>> begin

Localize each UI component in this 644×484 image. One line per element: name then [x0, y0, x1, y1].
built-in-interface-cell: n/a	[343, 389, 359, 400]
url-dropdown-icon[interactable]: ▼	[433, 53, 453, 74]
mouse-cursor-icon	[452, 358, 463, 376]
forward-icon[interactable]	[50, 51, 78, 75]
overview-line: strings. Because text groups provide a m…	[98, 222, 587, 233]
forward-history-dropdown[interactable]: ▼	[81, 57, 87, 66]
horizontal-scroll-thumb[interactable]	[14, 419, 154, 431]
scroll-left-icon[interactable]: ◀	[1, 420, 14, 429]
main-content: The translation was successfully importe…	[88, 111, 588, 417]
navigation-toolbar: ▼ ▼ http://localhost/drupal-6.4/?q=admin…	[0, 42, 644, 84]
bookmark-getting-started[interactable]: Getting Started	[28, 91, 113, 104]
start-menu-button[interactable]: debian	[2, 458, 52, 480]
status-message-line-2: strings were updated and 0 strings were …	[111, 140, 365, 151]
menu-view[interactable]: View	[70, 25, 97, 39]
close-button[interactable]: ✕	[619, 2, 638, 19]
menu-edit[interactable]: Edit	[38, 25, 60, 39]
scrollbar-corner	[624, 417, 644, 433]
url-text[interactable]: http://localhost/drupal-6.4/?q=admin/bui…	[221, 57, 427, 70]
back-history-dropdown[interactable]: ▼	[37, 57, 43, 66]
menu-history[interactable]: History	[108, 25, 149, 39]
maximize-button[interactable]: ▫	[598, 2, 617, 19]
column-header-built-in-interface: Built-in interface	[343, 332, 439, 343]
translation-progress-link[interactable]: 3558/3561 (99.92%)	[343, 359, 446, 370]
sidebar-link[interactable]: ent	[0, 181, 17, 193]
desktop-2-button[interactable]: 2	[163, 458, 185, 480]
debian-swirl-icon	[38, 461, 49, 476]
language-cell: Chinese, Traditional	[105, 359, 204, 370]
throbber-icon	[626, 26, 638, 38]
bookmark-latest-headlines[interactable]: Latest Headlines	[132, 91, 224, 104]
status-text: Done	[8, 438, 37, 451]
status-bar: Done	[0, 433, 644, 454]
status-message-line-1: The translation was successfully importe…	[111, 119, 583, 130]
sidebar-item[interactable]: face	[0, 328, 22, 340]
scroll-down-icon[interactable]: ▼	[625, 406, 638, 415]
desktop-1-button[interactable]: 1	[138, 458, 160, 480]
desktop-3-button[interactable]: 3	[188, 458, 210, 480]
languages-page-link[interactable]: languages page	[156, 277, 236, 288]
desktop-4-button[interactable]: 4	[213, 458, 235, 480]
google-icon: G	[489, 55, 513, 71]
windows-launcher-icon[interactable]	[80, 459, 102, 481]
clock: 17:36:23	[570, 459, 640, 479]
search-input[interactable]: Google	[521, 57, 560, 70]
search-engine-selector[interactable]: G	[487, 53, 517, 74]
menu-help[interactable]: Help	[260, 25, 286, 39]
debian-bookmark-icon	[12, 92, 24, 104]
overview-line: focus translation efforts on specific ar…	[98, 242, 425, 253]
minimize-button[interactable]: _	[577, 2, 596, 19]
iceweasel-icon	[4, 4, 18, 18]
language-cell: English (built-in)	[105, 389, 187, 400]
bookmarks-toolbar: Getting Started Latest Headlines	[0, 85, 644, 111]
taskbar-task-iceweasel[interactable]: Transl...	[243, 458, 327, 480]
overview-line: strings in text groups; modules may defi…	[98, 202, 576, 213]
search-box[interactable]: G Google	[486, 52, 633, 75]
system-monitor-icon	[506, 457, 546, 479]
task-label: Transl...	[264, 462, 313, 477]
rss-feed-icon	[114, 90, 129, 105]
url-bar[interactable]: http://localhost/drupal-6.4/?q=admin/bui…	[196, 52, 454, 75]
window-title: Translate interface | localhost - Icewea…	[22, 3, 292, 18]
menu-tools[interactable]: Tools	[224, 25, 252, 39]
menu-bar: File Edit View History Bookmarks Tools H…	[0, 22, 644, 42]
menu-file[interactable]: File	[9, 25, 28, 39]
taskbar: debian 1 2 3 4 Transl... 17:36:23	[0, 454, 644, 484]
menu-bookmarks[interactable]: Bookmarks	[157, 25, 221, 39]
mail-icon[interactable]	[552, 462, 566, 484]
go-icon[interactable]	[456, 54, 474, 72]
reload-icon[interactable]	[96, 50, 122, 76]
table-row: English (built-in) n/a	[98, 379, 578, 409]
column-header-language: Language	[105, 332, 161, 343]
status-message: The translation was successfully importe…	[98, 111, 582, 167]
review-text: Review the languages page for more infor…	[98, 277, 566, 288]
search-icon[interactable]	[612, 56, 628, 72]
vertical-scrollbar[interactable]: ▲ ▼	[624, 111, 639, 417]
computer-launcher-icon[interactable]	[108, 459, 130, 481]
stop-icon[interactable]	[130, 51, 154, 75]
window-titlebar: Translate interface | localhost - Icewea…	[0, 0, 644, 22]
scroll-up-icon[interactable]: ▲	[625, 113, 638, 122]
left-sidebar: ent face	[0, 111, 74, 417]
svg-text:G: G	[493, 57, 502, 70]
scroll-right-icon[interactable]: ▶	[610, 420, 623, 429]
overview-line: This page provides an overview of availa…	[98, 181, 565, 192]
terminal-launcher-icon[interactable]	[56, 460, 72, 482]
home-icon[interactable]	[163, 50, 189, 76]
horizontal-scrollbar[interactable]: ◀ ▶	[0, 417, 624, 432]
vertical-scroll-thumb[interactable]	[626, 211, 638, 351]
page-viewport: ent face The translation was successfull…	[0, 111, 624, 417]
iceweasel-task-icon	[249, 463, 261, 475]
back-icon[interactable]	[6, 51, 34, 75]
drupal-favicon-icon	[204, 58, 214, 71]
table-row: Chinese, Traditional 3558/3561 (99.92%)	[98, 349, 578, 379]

>> end

◆ EXERCISE DETAILS: Give the records from the first line through the line containing "25, 149, 39]", both included, as a Markdown table with the columns Row and Line. Number each row and leave out blank lines.

◆ COMPLETE ANSWER:
| Row | Line |
|---|---|
| 1 | Localize each UI component in this 644×484 image. One line per element: name then [x0, y0, x1, y1]. |
| 2 | built-in-interface-cell: n/a	[343, 389, 359, 400] |
| 3 | url-dropdown-icon[interactable]: ▼	[433, 53, 453, 74] |
| 4 | mouse-cursor-icon	[452, 358, 463, 376] |
| 5 | forward-icon[interactable]	[50, 51, 78, 75] |
| 6 | overview-line: strings. Because text groups provide a m…	[98, 222, 587, 233] |
| 7 | forward-history-dropdown[interactable]: ▼	[81, 57, 87, 66] |
| 8 | horizontal-scroll-thumb[interactable]	[14, 419, 154, 431] |
| 9 | scroll-left-icon[interactable]: ◀	[1, 420, 14, 429] |
| 10 | main-content: The translation was successfully importe…	[88, 111, 588, 417] |
| 11 | navigation-toolbar: ▼ ▼ http://localhost/drupal-6.4/?q=admin…	[0, 42, 644, 84] |
| 12 | bookmark-getting-started[interactable]: Getting Started	[28, 91, 113, 104] |
| 13 | start-menu-button[interactable]: debian	[2, 458, 52, 480] |
| 14 | status-message-line-2: strings were updated and 0 strings were …	[111, 140, 365, 151] |
| 15 | menu-view[interactable]: View	[70, 25, 97, 39] |
| 16 | close-button[interactable]: ✕	[619, 2, 638, 19] |
| 17 | menu-edit[interactable]: Edit	[38, 25, 60, 39] |
| 18 | scrollbar-corner	[624, 417, 644, 433] |
| 19 | url-text[interactable]: http://localhost/drupal-6.4/?q=admin/bui…	[221, 57, 427, 70] |
| 20 | back-history-dropdown[interactable]: ▼	[37, 57, 43, 66] |
| 21 | menu-history[interactable]: History	[108, 25, 149, 39] |